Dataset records
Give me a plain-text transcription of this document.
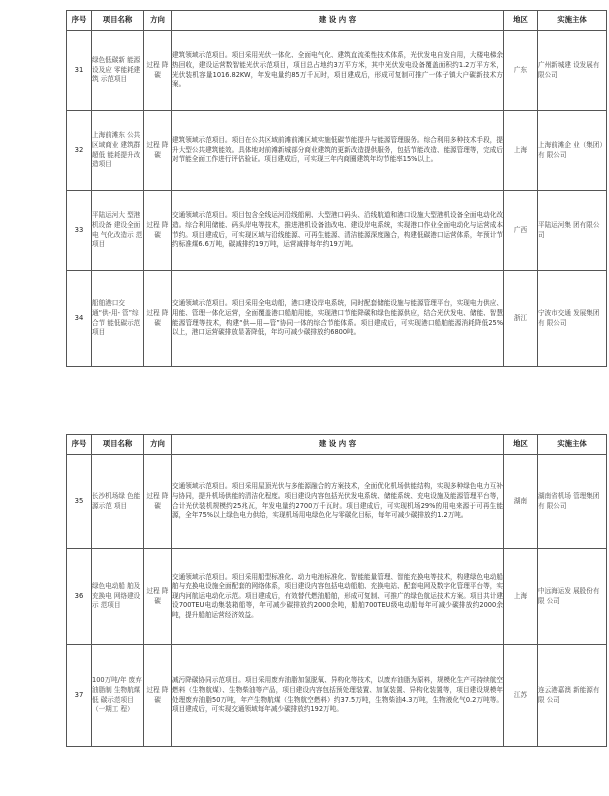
序号	项目名称	方向	建 设 内 容	地区	实施主体
31	绿色低碳新 能源设及应 零能耗建筑 示范项目	过程 降碳	建筑领域示范项目。项目采用光伏一体化、全面电气化、建筑直流柔性技术体系，光伏发电自发自用，大楼电梯余热回收，建设运营数智能光伏示范项目，项目总占地约3万平方米，其中光伏发电设备覆盖面积约1.2万平方米，光伏装机容量1016.82KW，年发电量约85万千瓦时，项目建成后，形成可复制可推广一体子镇大户碳新技术方案。	广东	广州新城建 设发展有 限公司
32	上海前滩东 公共区域商业 建筑群超低 能耗提升改 造项目	过程 降碳	建筑领域示范项目。项目在公共区域前滩前滩区域实施低碳节能提升与能源管理服务。综合利用多种技术手段，提升大型公共建筑能效。具体地对前滩新城部分商业建筑的更新改造提供服务，包括节能改造、能源管理等，完成后对节能全面工作进行评估验证。项目建成后，可实现三年内商圈建筑年均节能率15%以上。	上海	上海前滩企 业（集团）有 限公司
33	平陆运河大 型港机设备 建设全面电 气化改造示 范项目	过程 降碳	交通领域示范项目。项目包含全线运河沿线船闸、大型港口码头、沿线航道和港口设施大型港机设备全面电动化改造。综合利用储能、码头岸电等技术，推进港机设备油改电、建设岸电系统，实现港口作业全面电动化与运营成本节约。项目建成后，可实现区域与沿线能源、可再生能源、清洁能源深度融合，构建低碳港口运营体系，年预计节约标准煤6.6万吨，碳减排约19万吨，运营减排每年约19万吨。	广西	平陆运河集 团有限公司
34	船舶港口交 通“供-用- 管”综合节 能低碳示范 项目	过程 降碳	交通领域示范项目。项目采用全电动船，港口建设岸电系统，同时配套储能设施与能源管理平台，实现电力供应、用能、管理一体化运营，全面覆盖港口船舶用能，实现港口节能降碳和绿色能源供应，结合光伏发电、储能、智慧能源管理等技术，构建“供—用—管”协同一体的综合节能体系。项目建成后，可实现港口船舶能源消耗降低25%以上，港口运营碳排放显著降低，年均可减少碳排放约6800吨。	浙江	宁波市交通 发展集团有 限公司
序号	项目名称	方向	建 设 内 容	地区	实施主体
35	长沙机场绿 色能源示范 项目	过程 降碳	交通领域示范项目。项目采用屋顶光伏与多能源融合的方案技术，全面优化机场供能结构，实现多种绿色电力互补与协同，提升机场供能的清洁化程度。项目建设内容包括光伏发电系统、储能系统、充电设施及能源管理平台等，合计光伏装机规模约25兆瓦，年发电量约2700万千瓦时。项目建成后，可实现机场29%的用电来源于可再生能源，全年75%以上绿色电力供给，实现机场用电绿色化与零碳化目标，每年可减少碳排放约1.2万吨。	湖南	湖南省机场 管理集团有 限公司
36	绿色电动船 舶及充换电 网络建设示 范项目	过程 降碳	交通领域示范项目。项目采用船型标准化、动力电池标准化、智能能量管理、智能充换电等技术，构建绿色电动船舶与充换电设施全面配套的网络体系，项目建设内容包括电动船舶、充换电站、配套电网及数字化管理平台等，实现内河航运电动化示范。项目建成后，有效替代燃油船舶，形成可复制、可推广的绿色航运技术方案。项目共计建设700TEU电动集装箱船等，年可减少碳排放约2000余吨，船舶700TEU级电动船每年可减少碳排放约2000余吨，提升船舶运营经济效益。	上海	中远海运发 展股份有限 公司
37	100万吨/年 废弃油脂制 生物航煤低 碳示范项目 （一期工 程）	过程 降碳	减污降碳协同示范项目。项目采用废弃油脂加氢脱氧、异构化等技术，以废弃油脂为原料，规模化生产可持续航空燃料（生物航煤）、生物柴油等产品，项目建设内容包括预处理装置、加氢装置、异构化装置等，项目建设规模年处理废弃油脂50万吨，年产生物航煤（生物航空燃料）约37.5万吨，生物柴油4.3万吨，生物液化气0.2万吨等。项目建成后，可实现交通领域每年减少碳排放约192万吨。	江苏	连云港嘉澳 新能源有限 公司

=== What you have to do ===
Transcribe the material exactly, and leave out whatever pictures it holds.

=== Response for this exercise ===
Give me a plain-text transcription of this document.
序号	项目名称	方向	建 设 内 容	地区	实施主体
31	绿色低碳新 能源设及应 零能耗建筑 示范项目	过程 降碳	建筑领域示范项目。项目采用光伏一体化、全面电气化、建筑直流柔性技术体系，光伏发电自发自用，大楼电梯余热回收，建设运营数智能光伏示范项目，项目总占地约3万平方米，其中光伏发电设备覆盖面积约1.2万平方米，光伏装机容量1016.82KW，年发电量约85万千瓦时，项目建成后，形成可复制可推广一体子镇大户碳新技术方案。	广东	广州新城建 设发展有 限公司
32	上海前滩东 公共区域商业 建筑群超低 能耗提升改 造项目	过程 降碳	建筑领域示范项目。项目在公共区域前滩前滩区域实施低碳节能提升与能源管理服务。综合利用多种技术手段，提升大型公共建筑能效。具体地对前滩新城部分商业建筑的更新改造提供服务，包括节能改造、能源管理等，完成后对节能全面工作进行评估验证。项目建成后，可实现三年内商圈建筑年均节能率15%以上。	上海	上海前滩企 业（集团）有 限公司
33	平陆运河大 型港机设备 建设全面电 气化改造示 范项目	过程 降碳	交通领域示范项目。项目包含全线运河沿线船闸、大型港口码头、沿线航道和港口设施大型港机设备全面电动化改造。综合利用储能、码头岸电等技术，推进港机设备油改电、建设岸电系统，实现港口作业全面电动化与运营成本节约。项目建成后，可实现区域与沿线能源、可再生能源、清洁能源深度融合，构建低碳港口运营体系，年预计节约标准煤6.6万吨，碳减排约19万吨，运营减排每年约19万吨。	广西	平陆运河集 团有限公司
34	船舶港口交 通“供-用- 管”综合节 能低碳示范 项目	过程 降碳	交通领域示范项目。项目采用全电动船，港口建设岸电系统，同时配套储能设施与能源管理平台，实现电力供应、用能、管理一体化运营，全面覆盖港口船舶用能，实现港口节能降碳和绿色能源供应，结合光伏发电、储能、智慧能源管理等技术，构建“供—用—管”协同一体的综合节能体系。项目建成后，可实现港口船舶能源消耗降低25%以上，港口运营碳排放显著降低，年均可减少碳排放约6800吨。	浙江	宁波市交通 发展集团有 限公司
序号	项目名称	方向	建 设 内 容	地区	实施主体
35	长沙机场绿 色能源示范 项目	过程 降碳	交通领域示范项目。项目采用屋顶光伏与多能源融合的方案技术，全面优化机场供能结构，实现多种绿色电力互补与协同，提升机场供能的清洁化程度。项目建设内容包括光伏发电系统、储能系统、充电设施及能源管理平台等，合计光伏装机规模约25兆瓦，年发电量约2700万千瓦时。项目建成后，可实现机场29%的用电来源于可再生能源，全年75%以上绿色电力供给，实现机场用电绿色化与零碳化目标，每年可减少碳排放约1.2万吨。	湖南	湖南省机场 管理集团有 限公司
36	绿色电动船 舶及充换电 网络建设示 范项目	过程 降碳	交通领域示范项目。项目采用船型标准化、动力电池标准化、智能能量管理、智能充换电等技术，构建绿色电动船舶与充换电设施全面配套的网络体系，项目建设内容包括电动船舶、充换电站、配套电网及数字化管理平台等，实现内河航运电动化示范。项目建成后，有效替代燃油船舶，形成可复制、可推广的绿色航运技术方案。项目共计建设700TEU电动集装箱船等，年可减少碳排放约2000余吨，船舶700TEU级电动船每年可减少碳排放约2000余吨，提升船舶运营经济效益。	上海	中远海运发 展股份有限 公司
37	100万吨/年 废弃油脂制 生物航煤低 碳示范项目 （一期工 程）	过程 降碳	减污降碳协同示范项目。项目采用废弃油脂加氢脱氧、异构化等技术，以废弃油脂为原料，规模化生产可持续航空燃料（生物航煤）、生物柴油等产品，项目建设内容包括预处理装置、加氢装置、异构化装置等，项目建设规模年处理废弃油脂50万吨，年产生物航煤（生物航空燃料）约37.5万吨，生物柴油4.3万吨，生物液化气0.2万吨等。项目建成后，可实现交通领域每年减少碳排放约192万吨。	江苏	连云港嘉澳 新能源有限 公司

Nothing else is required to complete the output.